STATED EXERCISE
Retype the listing that follows, word for word.

AVAILABLE RECORDS

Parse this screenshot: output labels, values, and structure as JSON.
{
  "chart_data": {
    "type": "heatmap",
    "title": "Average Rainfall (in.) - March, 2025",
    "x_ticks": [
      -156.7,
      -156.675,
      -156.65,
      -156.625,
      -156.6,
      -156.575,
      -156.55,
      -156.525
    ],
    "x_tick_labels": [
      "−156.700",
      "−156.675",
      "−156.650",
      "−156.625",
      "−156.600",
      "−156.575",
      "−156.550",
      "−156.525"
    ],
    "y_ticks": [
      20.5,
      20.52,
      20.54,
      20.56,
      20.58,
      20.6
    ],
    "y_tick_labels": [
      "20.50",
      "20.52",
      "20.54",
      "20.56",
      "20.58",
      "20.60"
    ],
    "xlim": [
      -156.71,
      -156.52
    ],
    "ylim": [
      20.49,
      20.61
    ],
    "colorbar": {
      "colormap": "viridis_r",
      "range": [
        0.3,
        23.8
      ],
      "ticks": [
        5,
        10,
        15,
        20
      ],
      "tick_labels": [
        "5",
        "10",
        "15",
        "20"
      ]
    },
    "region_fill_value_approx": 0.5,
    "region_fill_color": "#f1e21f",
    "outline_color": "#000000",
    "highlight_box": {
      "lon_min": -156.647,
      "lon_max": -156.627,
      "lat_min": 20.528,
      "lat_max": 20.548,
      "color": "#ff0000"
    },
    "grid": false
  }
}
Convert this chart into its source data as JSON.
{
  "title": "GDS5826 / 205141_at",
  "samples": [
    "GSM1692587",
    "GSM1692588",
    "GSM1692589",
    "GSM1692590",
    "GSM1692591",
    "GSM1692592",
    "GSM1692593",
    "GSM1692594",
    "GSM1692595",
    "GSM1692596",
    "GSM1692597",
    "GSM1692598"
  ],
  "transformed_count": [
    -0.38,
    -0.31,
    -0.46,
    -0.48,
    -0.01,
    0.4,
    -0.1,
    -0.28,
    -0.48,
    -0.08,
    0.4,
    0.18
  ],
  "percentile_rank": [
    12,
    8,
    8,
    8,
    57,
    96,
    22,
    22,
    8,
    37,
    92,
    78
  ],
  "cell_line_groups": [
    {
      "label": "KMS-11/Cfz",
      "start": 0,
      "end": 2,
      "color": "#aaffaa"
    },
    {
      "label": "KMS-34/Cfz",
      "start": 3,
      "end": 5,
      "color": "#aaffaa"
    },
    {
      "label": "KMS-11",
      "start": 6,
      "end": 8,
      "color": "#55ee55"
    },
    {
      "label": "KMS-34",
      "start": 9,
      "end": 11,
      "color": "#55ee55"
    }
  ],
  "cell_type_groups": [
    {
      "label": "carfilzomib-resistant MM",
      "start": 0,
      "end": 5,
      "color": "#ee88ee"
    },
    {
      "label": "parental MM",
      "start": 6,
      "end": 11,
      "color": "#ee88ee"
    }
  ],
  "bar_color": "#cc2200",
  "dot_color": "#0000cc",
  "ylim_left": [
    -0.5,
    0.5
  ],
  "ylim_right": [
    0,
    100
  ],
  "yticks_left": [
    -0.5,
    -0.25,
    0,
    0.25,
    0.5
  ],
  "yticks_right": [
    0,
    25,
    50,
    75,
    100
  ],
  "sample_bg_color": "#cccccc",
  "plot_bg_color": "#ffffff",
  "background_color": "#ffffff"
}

IN RESPONSE
Parse this screenshot: output labels, values, and structure as JSON.
{
  "chart_data": {
    "type": "heatmap",
    "title": "Average Rainfall (in.) - March, 2025",
    "x_ticks": [
      -156.7,
      -156.675,
      -156.65,
      -156.625,
      -156.6,
      -156.575,
      -156.55,
      -156.525
    ],
    "x_tick_labels": [
      "−156.700",
      "−156.675",
      "−156.650",
      "−156.625",
      "−156.600",
      "−156.575",
      "−156.550",
      "−156.525"
    ],
    "y_ticks": [
      20.5,
      20.52,
      20.54,
      20.56,
      20.58,
      20.6
    ],
    "y_tick_labels": [
      "20.50",
      "20.52",
      "20.54",
      "20.56",
      "20.58",
      "20.60"
    ],
    "xlim": [
      -156.71,
      -156.52
    ],
    "ylim": [
      20.49,
      20.61
    ],
    "colorbar": {
      "colormap": "viridis_r",
      "range": [
        0.3,
        23.8
      ],
      "ticks": [
        5,
        10,
        15,
        20
      ],
      "tick_labels": [
        "5",
        "10",
        "15",
        "20"
      ]
    },
    "region_fill_value_approx": 0.5,
    "region_fill_color": "#f1e21f",
    "outline_color": "#000000",
    "highlight_box": {
      "lon_min": -156.647,
      "lon_max": -156.627,
      "lat_min": 20.528,
      "lat_max": 20.548,
      "color": "#ff0000"
    },
    "grid": false
  }
}
Convert this chart into its source data as JSON.
{
  "title": "GDS5826 / 205141_at",
  "samples": [
    "GSM1692587",
    "GSM1692588",
    "GSM1692589",
    "GSM1692590",
    "GSM1692591",
    "GSM1692592",
    "GSM1692593",
    "GSM1692594",
    "GSM1692595",
    "GSM1692596",
    "GSM1692597",
    "GSM1692598"
  ],
  "transformed_count": [
    -0.38,
    -0.31,
    -0.46,
    -0.48,
    -0.01,
    0.4,
    -0.1,
    -0.28,
    -0.48,
    -0.08,
    0.4,
    0.18
  ],
  "percentile_rank": [
    12,
    8,
    8,
    8,
    57,
    96,
    22,
    22,
    8,
    37,
    92,
    78
  ],
  "cell_line_groups": [
    {
      "label": "KMS-11/Cfz",
      "start": 0,
      "end": 2,
      "color": "#aaffaa"
    },
    {
      "label": "KMS-34/Cfz",
      "start": 3,
      "end": 5,
      "color": "#aaffaa"
    },
    {
      "label": "KMS-11",
      "start": 6,
      "end": 8,
      "color": "#55ee55"
    },
    {
      "label": "KMS-34",
      "start": 9,
      "end": 11,
      "color": "#55ee55"
    }
  ],
  "cell_type_groups": [
    {
      "label": "carfilzomib-resistant MM",
      "start": 0,
      "end": 5,
      "color": "#ee88ee"
    },
    {
      "label": "parental MM",
      "start": 6,
      "end": 11,
      "color": "#ee88ee"
    }
  ],
  "bar_color": "#cc2200",
  "dot_color": "#0000cc",
  "ylim_left": [
    -0.5,
    0.5
  ],
  "ylim_right": [
    0,
    100
  ],
  "yticks_left": [
    -0.5,
    -0.25,
    0,
    0.25,
    0.5
  ],
  "yticks_right": [
    0,
    25,
    50,
    75,
    100
  ],
  "sample_bg_color": "#cccccc",
  "plot_bg_color": "#ffffff",
  "background_color": "#ffffff"
}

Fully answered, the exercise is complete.